_Task brief:_ Report how many lines contain "screenshot". The answer is a single number.
++++
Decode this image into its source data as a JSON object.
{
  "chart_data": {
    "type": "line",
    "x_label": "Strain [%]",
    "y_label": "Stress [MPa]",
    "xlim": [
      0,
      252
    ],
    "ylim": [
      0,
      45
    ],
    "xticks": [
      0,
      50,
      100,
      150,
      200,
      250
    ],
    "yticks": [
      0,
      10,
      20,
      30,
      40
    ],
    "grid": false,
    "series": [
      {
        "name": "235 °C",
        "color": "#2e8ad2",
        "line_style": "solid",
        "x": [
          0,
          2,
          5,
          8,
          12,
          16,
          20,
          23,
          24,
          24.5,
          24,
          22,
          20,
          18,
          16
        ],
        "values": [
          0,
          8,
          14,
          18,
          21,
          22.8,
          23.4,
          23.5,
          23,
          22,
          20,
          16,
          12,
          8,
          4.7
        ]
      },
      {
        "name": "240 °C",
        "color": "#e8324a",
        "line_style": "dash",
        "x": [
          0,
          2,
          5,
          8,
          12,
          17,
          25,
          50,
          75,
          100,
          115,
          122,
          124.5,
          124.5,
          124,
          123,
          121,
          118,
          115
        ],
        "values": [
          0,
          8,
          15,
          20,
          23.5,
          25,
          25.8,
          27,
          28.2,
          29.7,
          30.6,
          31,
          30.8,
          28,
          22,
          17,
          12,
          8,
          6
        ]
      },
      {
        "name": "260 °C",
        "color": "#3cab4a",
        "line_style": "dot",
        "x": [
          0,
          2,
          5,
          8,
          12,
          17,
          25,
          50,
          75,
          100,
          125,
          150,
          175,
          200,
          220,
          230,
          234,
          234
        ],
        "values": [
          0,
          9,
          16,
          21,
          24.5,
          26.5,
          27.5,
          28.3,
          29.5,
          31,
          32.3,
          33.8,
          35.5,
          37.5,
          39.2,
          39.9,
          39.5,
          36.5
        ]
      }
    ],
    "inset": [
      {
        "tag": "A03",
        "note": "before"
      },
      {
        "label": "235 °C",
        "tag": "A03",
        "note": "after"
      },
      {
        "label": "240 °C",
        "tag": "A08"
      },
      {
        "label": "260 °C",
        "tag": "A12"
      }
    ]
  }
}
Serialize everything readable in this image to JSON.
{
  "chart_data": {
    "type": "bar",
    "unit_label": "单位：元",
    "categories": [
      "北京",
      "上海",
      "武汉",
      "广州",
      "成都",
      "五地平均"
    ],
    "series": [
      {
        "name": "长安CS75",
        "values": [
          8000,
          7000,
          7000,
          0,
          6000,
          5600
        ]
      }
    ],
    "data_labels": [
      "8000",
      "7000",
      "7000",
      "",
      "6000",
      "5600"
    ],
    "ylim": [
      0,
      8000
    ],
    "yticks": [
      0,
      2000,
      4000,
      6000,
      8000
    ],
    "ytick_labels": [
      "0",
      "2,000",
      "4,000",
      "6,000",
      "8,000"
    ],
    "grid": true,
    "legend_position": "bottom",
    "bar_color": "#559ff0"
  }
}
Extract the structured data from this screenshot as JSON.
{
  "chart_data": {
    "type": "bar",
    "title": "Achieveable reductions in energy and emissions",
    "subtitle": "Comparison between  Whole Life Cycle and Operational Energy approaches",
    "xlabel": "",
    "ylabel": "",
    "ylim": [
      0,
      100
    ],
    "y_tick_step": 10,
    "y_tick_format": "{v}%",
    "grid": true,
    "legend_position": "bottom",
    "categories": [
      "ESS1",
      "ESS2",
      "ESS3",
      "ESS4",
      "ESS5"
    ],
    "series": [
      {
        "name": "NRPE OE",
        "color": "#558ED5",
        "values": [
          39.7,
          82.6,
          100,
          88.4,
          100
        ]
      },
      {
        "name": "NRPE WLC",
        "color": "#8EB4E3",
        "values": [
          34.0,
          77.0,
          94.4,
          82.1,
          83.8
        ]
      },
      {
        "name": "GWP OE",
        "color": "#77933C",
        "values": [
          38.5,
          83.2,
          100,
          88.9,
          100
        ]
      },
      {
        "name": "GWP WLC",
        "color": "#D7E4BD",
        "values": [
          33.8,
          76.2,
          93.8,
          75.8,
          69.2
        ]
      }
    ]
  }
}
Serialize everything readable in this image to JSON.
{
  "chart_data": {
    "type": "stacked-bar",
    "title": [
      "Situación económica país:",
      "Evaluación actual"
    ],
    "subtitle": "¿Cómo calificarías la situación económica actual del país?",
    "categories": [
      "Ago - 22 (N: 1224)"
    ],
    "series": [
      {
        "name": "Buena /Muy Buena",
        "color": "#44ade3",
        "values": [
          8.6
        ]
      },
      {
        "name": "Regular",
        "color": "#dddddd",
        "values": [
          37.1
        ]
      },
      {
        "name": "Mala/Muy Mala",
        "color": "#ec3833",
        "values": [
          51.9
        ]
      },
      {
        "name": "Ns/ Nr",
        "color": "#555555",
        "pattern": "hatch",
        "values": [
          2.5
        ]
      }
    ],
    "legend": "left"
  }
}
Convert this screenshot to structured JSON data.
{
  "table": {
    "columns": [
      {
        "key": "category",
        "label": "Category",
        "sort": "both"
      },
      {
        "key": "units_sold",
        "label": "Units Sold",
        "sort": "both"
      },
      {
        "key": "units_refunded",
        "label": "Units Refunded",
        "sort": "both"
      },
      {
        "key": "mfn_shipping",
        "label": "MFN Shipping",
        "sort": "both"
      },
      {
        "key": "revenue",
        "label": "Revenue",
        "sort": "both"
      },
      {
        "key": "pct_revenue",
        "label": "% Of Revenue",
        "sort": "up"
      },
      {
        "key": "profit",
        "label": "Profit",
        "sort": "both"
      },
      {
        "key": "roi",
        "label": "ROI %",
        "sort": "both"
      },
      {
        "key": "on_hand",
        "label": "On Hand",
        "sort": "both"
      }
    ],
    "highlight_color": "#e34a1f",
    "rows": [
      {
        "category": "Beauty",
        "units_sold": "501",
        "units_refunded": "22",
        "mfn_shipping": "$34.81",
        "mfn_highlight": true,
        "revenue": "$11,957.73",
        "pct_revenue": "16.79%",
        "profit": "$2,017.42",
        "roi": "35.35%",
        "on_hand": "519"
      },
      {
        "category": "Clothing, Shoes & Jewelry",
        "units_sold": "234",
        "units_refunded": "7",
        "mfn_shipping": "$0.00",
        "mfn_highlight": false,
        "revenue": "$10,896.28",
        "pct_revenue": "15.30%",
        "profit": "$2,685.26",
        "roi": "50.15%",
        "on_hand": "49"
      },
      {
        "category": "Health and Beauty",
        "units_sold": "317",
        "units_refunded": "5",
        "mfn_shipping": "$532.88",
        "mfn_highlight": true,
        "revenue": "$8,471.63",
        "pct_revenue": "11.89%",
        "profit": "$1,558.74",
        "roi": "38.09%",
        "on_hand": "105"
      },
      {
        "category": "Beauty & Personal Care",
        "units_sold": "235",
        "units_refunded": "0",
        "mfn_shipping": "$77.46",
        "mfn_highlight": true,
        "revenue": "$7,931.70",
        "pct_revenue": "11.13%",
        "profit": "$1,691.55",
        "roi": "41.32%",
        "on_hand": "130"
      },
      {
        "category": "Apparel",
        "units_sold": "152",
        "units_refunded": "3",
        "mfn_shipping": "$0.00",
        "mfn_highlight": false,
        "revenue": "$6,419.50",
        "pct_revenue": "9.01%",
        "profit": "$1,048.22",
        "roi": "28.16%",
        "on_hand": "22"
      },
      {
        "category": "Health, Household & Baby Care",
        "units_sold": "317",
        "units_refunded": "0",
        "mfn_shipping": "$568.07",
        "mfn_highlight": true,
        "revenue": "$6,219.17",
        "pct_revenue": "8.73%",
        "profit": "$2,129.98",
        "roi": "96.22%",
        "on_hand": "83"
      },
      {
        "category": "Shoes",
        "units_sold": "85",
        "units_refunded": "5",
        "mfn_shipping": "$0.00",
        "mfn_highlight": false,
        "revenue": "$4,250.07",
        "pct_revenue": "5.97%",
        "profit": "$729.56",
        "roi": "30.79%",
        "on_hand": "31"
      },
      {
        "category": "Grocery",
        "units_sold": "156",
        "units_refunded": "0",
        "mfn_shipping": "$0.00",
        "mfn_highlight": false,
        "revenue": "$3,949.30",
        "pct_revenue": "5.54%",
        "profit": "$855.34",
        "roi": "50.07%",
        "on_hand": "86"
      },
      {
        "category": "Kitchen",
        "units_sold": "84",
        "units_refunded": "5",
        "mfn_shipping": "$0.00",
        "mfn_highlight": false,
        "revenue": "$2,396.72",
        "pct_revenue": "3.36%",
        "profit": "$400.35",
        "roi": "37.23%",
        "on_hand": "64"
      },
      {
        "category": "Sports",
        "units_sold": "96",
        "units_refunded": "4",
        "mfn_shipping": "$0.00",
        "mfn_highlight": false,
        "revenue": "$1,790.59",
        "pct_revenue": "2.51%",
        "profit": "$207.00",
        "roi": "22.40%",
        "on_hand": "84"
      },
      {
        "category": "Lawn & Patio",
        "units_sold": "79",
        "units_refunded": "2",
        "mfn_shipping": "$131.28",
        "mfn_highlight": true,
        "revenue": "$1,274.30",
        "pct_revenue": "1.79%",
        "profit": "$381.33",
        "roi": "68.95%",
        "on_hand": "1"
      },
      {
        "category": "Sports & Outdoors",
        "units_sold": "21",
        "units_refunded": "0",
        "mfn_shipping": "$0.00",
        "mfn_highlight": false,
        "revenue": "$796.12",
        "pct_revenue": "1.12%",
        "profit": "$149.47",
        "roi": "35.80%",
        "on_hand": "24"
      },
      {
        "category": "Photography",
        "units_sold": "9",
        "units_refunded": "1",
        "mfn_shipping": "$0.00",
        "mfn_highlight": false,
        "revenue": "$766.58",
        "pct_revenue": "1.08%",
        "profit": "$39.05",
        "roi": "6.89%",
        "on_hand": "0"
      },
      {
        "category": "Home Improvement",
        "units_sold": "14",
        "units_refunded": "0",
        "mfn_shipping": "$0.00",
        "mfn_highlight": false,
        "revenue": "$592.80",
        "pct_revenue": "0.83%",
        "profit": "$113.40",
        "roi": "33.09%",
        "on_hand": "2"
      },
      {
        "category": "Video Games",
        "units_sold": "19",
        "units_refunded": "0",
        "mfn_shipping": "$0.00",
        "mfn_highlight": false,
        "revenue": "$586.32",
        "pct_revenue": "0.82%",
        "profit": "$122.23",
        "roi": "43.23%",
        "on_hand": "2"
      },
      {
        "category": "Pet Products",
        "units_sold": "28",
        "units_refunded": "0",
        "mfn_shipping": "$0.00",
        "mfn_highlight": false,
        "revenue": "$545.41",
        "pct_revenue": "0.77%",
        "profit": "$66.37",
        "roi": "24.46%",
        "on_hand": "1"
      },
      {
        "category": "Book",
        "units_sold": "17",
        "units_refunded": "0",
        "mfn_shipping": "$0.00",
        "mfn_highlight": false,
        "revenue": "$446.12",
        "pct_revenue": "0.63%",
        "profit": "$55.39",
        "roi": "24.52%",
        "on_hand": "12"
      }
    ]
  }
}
++++
_Result for this exercise:_ 2